Trecho da fonte
——————————

Quarta-feira, 17 de março de 2010 - 15h04
Uma liminar, em mandado de segurança, garantiu Maria Julia Alvares Bragança e mais 17 outros médicos veterinários, o retorno dos 30% da gratificação de atividade específica aos seus vencimentos. A GAE, paga aos servidores do grupo ocupacional de saúde, havia sido retirada pela Secretaria de Estado da Administração. A decisão do Desembargador Walter Waltenberg Silva Junior foi publicada no Diário da Justiça desta quarta-feira, 17.
Segundo consta nos autos, os médicos-veterinários alegaram que existe a Lei nº 2170/2009, que regulamentou o pagamento da gratificação de atividade específica (GAE). Com ela ficou determinado a incorporação de 70% nos vencimentos e os 30% restantes seriam pagos com gratificação específica. Disseram também que desde o mês de novembro de 2009, a Administração retirou de forma ilegal os 30% restantes de um dos contratos de 20 horas. Com isso, eles passaram a receber apenas uma gratificação, o que corresponde a uma diminuição salarial de 475,07 reais.
O ente público, por meio dos seus representantes, constestou dizendo ser inverídica a informação de que os médicos veterinários possuem dois contratos de trabalhos de 20 horas cada um. Segundo a defesa, eles recebem seus vencimentos referente a carga horária de 40 horas semanais e que receberam duas vezes o salário, devido a um erro cometido pela Administração no ano passado. Irregularidade esta que já está sendo apurada. Concluiram afirmando que a gratificação de atividade específica deve incidir apenas sobre um dos contratos de trabalho, e não sobre ambos, já que a percepção da gratificação fica condicionada à prova de cumprimento da jornada de trabalho.
Para o relator, Desembargador Walter Waltenberg, não consta nos autos qualquer comprovação referente a procedimento administrativo para a retirada de parte da gratificação paga aos veterinários ao longo do tempo.

——————————

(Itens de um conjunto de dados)
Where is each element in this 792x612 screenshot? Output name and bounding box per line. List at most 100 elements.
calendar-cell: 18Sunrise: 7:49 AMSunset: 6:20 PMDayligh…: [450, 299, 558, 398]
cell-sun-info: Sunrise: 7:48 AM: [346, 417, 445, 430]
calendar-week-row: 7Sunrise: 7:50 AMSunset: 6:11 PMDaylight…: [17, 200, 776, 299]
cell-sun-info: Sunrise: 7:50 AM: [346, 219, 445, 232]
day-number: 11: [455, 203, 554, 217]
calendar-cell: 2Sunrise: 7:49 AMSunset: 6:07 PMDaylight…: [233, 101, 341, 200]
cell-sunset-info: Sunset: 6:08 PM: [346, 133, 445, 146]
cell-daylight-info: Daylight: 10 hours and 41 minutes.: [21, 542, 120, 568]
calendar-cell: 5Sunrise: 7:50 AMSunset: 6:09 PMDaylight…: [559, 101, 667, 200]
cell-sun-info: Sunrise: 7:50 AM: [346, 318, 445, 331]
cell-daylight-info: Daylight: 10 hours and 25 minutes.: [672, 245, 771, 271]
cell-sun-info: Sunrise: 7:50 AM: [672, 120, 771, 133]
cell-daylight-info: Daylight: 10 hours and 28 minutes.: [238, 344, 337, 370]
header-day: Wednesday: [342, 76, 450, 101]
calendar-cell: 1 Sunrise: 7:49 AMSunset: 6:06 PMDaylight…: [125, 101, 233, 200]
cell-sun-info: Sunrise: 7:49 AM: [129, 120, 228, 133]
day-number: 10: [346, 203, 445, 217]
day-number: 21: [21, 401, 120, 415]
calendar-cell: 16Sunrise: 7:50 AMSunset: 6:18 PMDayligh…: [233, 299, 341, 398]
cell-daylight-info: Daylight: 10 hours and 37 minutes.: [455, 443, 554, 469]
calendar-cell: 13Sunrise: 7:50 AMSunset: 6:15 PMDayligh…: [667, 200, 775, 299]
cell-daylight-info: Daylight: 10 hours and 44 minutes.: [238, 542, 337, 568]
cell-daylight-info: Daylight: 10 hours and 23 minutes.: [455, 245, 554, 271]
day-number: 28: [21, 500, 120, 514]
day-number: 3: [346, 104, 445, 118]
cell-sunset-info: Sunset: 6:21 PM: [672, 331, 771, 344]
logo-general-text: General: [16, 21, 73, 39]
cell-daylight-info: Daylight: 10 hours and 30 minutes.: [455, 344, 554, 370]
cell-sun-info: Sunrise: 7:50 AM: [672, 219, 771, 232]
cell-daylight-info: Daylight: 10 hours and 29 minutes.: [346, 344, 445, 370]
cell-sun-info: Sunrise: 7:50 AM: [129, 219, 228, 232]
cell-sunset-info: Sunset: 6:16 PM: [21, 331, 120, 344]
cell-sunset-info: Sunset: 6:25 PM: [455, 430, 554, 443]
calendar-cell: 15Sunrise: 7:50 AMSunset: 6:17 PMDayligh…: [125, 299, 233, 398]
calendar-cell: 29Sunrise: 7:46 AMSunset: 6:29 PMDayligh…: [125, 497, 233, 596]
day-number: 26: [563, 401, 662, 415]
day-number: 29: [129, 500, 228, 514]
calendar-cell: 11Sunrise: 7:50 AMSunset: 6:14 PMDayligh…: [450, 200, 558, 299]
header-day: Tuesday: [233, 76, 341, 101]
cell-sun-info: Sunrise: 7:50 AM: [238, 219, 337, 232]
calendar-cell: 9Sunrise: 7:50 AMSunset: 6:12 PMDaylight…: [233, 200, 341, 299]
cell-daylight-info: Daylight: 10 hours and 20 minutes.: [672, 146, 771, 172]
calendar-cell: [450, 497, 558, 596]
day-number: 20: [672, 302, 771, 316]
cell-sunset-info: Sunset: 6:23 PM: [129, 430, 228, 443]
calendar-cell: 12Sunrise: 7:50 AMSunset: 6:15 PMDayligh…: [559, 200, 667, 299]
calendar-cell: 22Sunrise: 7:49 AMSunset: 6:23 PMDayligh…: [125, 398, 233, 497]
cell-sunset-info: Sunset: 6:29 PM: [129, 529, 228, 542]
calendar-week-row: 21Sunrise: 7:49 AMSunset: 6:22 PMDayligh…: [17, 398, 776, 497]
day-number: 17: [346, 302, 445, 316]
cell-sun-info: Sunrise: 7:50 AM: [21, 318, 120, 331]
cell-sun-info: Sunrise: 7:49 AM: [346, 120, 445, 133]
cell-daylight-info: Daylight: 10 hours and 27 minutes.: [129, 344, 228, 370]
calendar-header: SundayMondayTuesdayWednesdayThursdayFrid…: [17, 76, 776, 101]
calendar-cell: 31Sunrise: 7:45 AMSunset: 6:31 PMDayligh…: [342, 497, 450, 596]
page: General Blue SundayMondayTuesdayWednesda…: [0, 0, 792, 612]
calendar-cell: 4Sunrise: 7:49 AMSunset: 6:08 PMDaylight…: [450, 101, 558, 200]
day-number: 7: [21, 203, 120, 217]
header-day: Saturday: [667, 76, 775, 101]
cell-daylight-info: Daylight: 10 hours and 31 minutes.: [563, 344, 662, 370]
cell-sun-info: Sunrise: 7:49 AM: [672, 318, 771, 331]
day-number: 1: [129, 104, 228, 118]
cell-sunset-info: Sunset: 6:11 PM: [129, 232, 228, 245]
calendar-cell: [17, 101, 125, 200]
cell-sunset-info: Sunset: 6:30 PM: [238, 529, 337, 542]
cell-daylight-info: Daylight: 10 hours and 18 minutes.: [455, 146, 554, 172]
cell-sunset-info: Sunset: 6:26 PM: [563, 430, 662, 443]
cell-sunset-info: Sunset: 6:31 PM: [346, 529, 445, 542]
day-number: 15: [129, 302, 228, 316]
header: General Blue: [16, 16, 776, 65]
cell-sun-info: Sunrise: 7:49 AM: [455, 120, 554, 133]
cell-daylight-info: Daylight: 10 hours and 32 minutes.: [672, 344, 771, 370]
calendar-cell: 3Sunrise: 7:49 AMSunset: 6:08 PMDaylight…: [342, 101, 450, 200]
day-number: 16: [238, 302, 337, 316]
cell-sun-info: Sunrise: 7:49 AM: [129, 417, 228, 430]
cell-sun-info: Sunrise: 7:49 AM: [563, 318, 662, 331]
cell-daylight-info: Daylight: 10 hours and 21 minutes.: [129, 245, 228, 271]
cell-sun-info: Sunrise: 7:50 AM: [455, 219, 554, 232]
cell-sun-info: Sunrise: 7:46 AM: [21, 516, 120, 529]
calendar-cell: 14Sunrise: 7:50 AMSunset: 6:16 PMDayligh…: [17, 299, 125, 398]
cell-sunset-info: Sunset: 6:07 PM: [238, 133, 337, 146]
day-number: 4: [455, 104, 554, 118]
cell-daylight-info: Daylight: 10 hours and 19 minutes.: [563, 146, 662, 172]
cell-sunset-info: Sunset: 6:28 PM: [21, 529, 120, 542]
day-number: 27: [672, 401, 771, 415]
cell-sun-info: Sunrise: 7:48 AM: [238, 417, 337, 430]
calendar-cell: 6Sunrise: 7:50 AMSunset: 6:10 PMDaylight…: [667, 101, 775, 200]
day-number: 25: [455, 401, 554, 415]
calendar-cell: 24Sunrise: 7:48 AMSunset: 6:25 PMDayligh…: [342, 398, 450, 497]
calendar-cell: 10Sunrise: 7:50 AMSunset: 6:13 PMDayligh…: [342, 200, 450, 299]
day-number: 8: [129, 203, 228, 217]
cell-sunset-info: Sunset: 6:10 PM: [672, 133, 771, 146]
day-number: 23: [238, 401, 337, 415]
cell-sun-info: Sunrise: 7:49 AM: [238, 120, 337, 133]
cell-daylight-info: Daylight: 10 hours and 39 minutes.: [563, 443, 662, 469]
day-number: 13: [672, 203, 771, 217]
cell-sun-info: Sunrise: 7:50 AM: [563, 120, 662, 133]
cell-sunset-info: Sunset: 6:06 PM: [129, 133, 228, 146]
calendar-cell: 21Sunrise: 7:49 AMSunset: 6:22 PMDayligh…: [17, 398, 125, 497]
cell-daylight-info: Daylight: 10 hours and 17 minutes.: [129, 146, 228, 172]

——————————

Objetivo do exercício
Com base na notícia sobre a gratificação dos médicos veterinários, responda:
(a) Qual lei regulamentou o pagamento da gratificação de atividade específica (GAE)?
(b) De quanto foi a diminuição salarial alegada pelos médicos veterinários?
(c) Segundo a defesa do ente público, a que carga horária semanal correspondem os vencimentos deles?

Resposta à tarefa
(a) A Lei nº 2170/2009.
(b) De 475,07 reais.
(c) A 40 horas semanais.